Friday, May 29, 2015

New Entrées

Pork Tasting  (MISE WITH A STEAK KNIFE)
White Asparagus, Fresh Truffles, Shaved Egg Yolk

The dish will consist of a regular rotation of three meats, generally including pork belly and pork loin. The base of the plate will be an egg yolk puree (eggs are cooked at a low temperature for one hour, we then separate the yolks from the whites and blend them with olio verde and banyuls vinegar). Jumbo white asparagus will be blanched, grilled, and then tossed with a truffle butter sauce (truffles, butter, water). Jumbo green asparagus will be shaved thin and tossed with a vinaigrette (sherry vinegar, olio verde, and shallots.) Garnishing the plate are slow cooked quail eggs, salted and dried egg yolks, and shaved fresh truffles. (Allergies: Dairy--butter only*, Egg)

Lamb Stinco  (MISE WITH A STEAK KNIFE)
Whey Braised, Fresh Chick Peas, Harissa, Spiced Carrots

Lamb shank is braised in whey, mirepoix, rosemary and white wine stock. The lamb shank is dressed in a harissa and garlic yogurt sauce (harissa, greek yogurt, lemon juice, olive oil, honey, salt, pepper, and cucumber.) The lamb is then coated in a southern italian/ middle eastern influenced dry rub (15 spices including thyme, fennel pollen, caraway, cumin, coriander) It is served with grilled carrots (confited in olive oil, coated with the same dry rub) and garlic yogurt sauce (greek yogurt, lemon juice, salt, olive oil, honey and cucumber,) grilled pea greens and fresh chick peas dressed in a gremolata (lemon, olive oil and mint). (Dairy)

Fluke alla Vignarola (MISE WITH SPOON)
Olive Oil Poached, Local Vegetables, Garlic Scape Brodo

Fluke (local flat fish) is poached at low low temperature in olive oil. Local vegetables will change throughout the season (currently: peas, fava beans, carrots, garlic scapes, fiddleheads, artichokes, and yellow beans) are heated in a vegetable broth and glazed in butter. The base of the dish is a fennel and onion puree as well as a garlic scape brodo (broth: mirepoix, garlic scapes, pea pods, fava pods…also subject to seasonal change) seasoned with a garlic scape purée. Vignarola is italian for “vitner’s style”: a type of vegetable stew. The dish is garnished with basil, fennel pollen and spring herbs and flowers. (Dairy*--butter only)

Pickup time on an order fire on any entrée is 15 minutes.

Saturday, May 23, 2015

Spring Cocktails 2015

Hi Everyone,

As asked here are the spring cocktails that have been added. Study up!
----------------------------------------
__Stated problem A__. According to the entrée notes, what is the pickup time on an order fire for any entrée?
__Stated problem B__. Repeat everything from "Lamb shank is braised" down to "(MISE WITH SPOON)" in the entrée notes.

__Material__.
----------------------------------------
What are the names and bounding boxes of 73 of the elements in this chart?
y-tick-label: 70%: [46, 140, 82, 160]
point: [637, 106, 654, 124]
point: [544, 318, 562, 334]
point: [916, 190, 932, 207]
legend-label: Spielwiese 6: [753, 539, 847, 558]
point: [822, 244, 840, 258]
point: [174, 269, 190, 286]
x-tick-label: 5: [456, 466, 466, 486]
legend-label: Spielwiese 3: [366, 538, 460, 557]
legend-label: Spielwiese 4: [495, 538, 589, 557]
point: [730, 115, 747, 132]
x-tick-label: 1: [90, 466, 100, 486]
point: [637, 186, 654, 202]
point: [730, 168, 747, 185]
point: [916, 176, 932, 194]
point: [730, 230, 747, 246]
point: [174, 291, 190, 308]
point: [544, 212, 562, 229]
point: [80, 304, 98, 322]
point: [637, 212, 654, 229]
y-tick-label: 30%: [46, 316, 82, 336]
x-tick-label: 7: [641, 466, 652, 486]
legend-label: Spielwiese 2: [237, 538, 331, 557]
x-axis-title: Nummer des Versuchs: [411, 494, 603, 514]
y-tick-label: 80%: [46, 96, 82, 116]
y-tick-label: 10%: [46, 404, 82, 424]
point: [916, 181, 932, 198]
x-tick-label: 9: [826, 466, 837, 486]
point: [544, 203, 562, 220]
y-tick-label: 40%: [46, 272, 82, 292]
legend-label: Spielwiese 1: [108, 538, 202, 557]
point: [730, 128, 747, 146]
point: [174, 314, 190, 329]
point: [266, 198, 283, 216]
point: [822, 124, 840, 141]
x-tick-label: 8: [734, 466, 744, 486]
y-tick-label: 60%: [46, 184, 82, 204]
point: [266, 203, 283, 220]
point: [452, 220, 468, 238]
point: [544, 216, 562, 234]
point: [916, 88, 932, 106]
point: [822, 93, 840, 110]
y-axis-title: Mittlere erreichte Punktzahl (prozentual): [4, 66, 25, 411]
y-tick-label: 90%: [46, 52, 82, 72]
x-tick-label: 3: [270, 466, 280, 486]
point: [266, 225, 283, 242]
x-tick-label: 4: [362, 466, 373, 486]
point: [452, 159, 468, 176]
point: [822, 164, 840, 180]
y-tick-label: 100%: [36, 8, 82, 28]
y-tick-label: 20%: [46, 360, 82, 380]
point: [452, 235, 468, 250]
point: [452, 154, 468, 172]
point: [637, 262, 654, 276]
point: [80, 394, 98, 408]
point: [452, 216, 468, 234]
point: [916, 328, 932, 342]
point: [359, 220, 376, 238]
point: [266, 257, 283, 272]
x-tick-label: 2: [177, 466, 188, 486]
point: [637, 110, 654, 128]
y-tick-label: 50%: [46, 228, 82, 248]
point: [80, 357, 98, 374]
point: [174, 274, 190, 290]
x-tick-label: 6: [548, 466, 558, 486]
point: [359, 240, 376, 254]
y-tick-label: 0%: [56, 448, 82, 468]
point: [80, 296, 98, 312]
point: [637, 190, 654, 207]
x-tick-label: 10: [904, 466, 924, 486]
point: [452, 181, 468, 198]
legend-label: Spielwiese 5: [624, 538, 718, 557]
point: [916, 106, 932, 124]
----------------------------------------
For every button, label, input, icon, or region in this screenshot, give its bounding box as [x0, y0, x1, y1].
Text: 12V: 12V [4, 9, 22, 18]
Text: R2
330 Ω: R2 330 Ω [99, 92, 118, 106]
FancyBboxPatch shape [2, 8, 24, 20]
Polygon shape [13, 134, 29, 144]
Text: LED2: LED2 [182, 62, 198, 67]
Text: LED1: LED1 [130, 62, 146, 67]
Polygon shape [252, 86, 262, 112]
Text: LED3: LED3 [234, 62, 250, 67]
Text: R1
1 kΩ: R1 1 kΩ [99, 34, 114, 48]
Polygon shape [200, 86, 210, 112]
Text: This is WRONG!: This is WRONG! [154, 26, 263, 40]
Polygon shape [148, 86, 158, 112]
----------------------------------------
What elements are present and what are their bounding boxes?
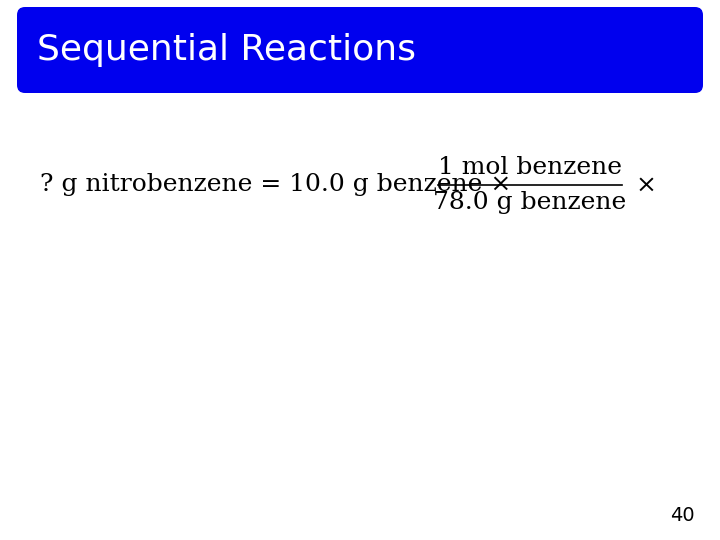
----------------------------------------
__Written response A__. 15 minutes.

__Written response B__.
Lamb shank is braised in whey, mirepoix, rosemary and white wine stock. The lamb shank is dressed in a harissa and garlic yogurt sauce (harissa, greek yogurt, lemon juice, olive oil, honey, salt, pepper, and cucumber.) The lamb is then coated in a southern italian/ middle eastern influenced dry rub (15 spices including thyme, fennel pollen, caraway, cumin, coriander) It is served with grilled carrots (confited in olive oil, coated with the same dry rub) and garlic yogurt sauce (greek yogurt, lemon juice, salt, olive oil, honey and cucumber,) grilled pea greens and fresh chick peas dressed in a gremolata (lemon, olive oil and mint). (Dairy)

Fluke alla Vignarola (MISE WITH SPOON)